● WHAT THE TASK REQUIRES
Scan the listing below and copy every line holding "ImagineNet".

◇ ◇ ◇ ◇ ◇

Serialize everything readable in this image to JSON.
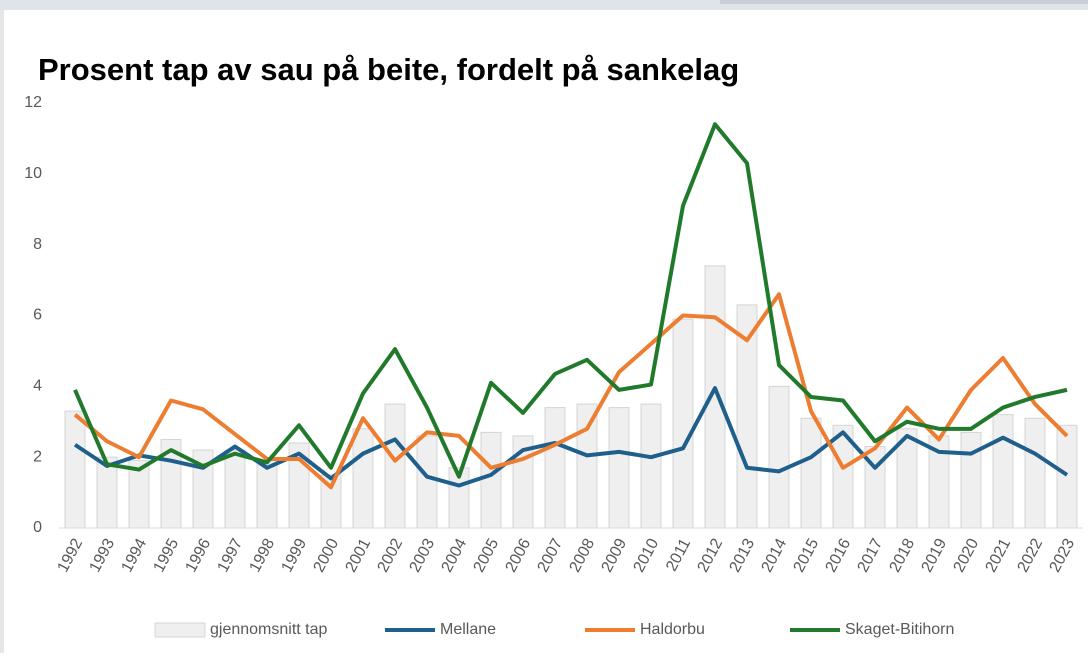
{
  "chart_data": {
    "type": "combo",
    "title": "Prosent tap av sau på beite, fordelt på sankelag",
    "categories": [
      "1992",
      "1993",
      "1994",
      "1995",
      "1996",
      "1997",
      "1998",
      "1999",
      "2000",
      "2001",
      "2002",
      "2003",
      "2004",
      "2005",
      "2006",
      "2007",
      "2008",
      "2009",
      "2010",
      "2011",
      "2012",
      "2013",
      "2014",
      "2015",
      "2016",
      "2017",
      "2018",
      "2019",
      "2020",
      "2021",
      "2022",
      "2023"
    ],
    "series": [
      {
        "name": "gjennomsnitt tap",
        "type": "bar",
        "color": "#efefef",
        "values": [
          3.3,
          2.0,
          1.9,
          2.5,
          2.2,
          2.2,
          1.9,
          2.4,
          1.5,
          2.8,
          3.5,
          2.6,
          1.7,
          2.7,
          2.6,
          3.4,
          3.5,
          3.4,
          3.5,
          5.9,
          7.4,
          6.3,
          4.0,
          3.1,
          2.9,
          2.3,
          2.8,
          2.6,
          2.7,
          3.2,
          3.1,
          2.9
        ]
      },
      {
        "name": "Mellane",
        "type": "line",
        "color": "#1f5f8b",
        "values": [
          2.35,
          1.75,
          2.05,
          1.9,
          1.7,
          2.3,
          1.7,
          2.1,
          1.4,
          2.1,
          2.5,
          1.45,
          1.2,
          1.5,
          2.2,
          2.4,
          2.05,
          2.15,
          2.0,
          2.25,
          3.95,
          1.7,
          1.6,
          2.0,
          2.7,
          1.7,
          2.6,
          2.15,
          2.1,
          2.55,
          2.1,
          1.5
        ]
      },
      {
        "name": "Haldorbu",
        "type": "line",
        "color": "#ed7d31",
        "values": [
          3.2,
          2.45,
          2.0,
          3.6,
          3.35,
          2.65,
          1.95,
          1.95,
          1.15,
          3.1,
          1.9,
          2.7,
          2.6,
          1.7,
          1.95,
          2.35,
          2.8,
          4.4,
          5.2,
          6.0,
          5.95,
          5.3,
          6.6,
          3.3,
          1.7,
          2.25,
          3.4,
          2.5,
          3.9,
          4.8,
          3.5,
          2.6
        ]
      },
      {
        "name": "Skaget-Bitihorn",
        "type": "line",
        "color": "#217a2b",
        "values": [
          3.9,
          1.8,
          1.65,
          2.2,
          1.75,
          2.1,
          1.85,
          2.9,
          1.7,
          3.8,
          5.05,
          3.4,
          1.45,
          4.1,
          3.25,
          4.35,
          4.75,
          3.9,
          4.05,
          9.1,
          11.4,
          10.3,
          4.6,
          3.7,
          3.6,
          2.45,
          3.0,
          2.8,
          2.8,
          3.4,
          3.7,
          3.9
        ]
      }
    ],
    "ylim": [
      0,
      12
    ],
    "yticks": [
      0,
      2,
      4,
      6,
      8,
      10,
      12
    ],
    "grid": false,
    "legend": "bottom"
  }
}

◇ ◇ ◇ ◇ ◇

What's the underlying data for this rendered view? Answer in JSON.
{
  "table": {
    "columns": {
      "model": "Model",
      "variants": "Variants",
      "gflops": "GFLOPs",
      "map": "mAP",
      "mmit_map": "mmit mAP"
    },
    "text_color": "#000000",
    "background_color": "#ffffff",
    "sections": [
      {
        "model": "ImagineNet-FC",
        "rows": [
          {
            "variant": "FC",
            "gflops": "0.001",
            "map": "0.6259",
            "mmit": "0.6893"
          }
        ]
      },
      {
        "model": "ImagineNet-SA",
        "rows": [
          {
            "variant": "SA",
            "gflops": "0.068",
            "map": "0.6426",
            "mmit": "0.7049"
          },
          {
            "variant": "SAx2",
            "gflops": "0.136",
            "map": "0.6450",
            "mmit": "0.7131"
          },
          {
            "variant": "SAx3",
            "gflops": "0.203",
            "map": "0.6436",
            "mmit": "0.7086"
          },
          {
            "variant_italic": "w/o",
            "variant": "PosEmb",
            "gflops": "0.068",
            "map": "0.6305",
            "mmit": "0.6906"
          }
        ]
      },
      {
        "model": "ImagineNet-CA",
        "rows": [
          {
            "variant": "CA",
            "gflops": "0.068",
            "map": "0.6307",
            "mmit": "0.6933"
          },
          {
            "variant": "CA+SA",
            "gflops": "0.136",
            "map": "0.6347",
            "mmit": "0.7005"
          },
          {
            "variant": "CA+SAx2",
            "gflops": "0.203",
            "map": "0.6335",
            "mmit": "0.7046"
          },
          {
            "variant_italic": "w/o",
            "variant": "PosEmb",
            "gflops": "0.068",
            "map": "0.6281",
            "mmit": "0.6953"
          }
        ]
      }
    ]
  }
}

◇ ◇ ◇ ◇ ◇

● FINAL ANSWER
        "model": "ImagineNet-FC",
        "model": "ImagineNet-SA",
        "model": "ImagineNet-CA",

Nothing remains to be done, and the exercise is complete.